Without the pictures, output the records below word for word.

-- START MATERIAL SUPPLIED --

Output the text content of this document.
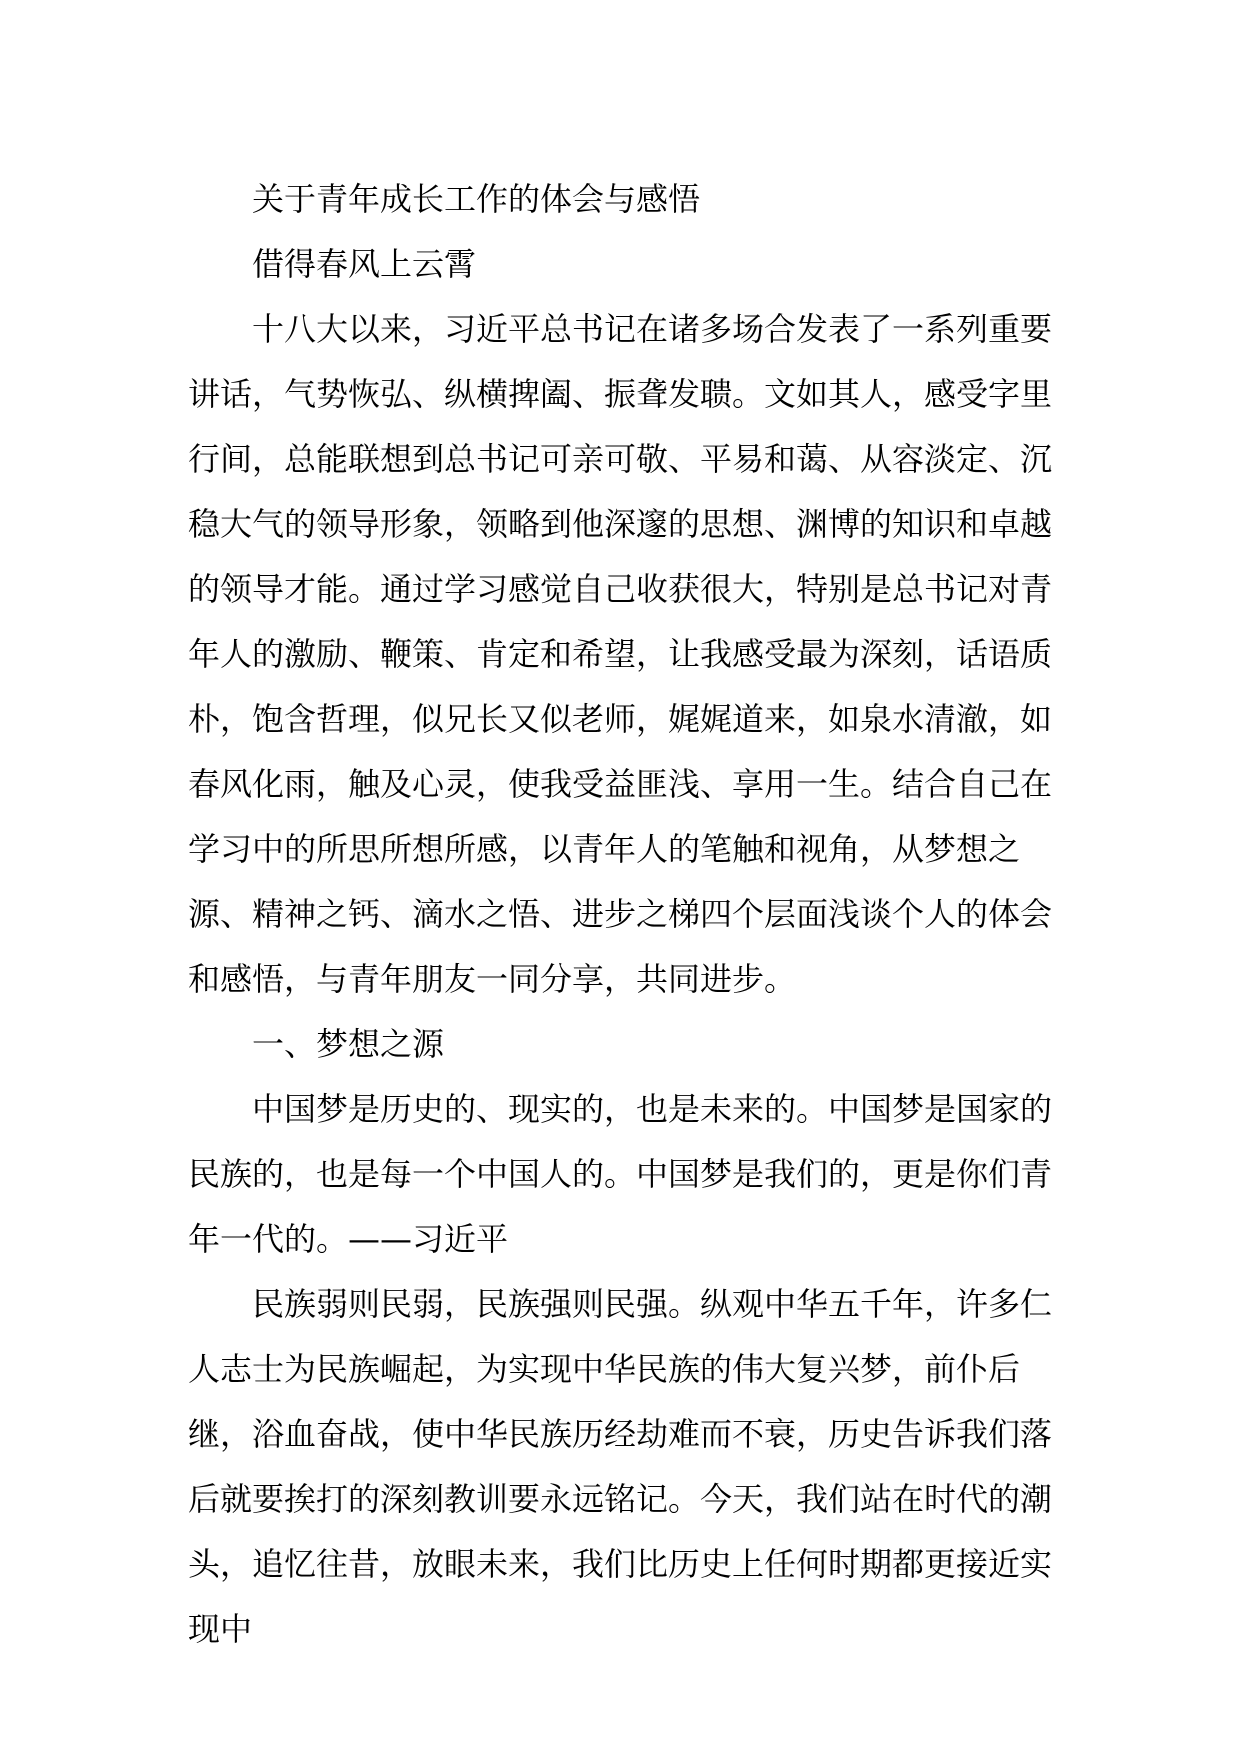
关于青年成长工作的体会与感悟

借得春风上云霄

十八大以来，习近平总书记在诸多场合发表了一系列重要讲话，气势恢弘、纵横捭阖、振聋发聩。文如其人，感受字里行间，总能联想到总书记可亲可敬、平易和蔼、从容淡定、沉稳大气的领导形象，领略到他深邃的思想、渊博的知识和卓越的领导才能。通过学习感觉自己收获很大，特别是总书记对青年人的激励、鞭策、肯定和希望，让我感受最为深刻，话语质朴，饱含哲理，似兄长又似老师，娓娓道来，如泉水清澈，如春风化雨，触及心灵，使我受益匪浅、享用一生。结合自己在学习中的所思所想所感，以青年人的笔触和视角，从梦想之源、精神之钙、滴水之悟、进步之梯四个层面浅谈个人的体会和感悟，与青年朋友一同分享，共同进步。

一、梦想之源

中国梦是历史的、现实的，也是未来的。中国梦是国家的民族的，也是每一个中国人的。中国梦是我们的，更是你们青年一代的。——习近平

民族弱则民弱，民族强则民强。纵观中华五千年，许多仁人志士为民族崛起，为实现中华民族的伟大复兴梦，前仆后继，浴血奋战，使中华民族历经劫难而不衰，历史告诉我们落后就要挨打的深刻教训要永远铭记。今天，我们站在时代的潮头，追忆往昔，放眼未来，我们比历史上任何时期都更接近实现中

-- END MATERIAL SUPPLIED --

• [COMPLETED TASK]:
Output the text content of this document.
关于青年成长工作的体会与感悟

借得春风上云霄

十八大以来，习近平总书记在诸多场合发表了一系列重要讲话，气势恢弘、纵横捭阖、振聋发聩。文如其人，感受字里行间，总能联想到总书记可亲可敬、平易和蔼、从容淡定、沉稳大气的领导形象，领略到他深邃的思想、渊博的知识和卓越的领导才能。通过学习感觉自己收获很大，特别是总书记对青年人的激励、鞭策、肯定和希望，让我感受最为深刻，话语质朴，饱含哲理，似兄长又似老师，娓娓道来，如泉水清澈，如春风化雨，触及心灵，使我受益匪浅、享用一生。结合自己在学习中的所思所想所感，以青年人的笔触和视角，从梦想之源、精神之钙、滴水之悟、进步之梯四个层面浅谈个人的体会和感悟，与青年朋友一同分享，共同进步。

一、梦想之源

中国梦是历史的、现实的，也是未来的。中国梦是国家的民族的，也是每一个中国人的。中国梦是我们的，更是你们青年一代的。——习近平

民族弱则民弱，民族强则民强。纵观中华五千年，许多仁人志士为民族崛起，为实现中华民族的伟大复兴梦，前仆后继，浴血奋战，使中华民族历经劫难而不衰，历史告诉我们落后就要挨打的深刻教训要永远铭记。今天，我们站在时代的潮头，追忆往昔，放眼未来，我们比历史上任何时期都更接近实现中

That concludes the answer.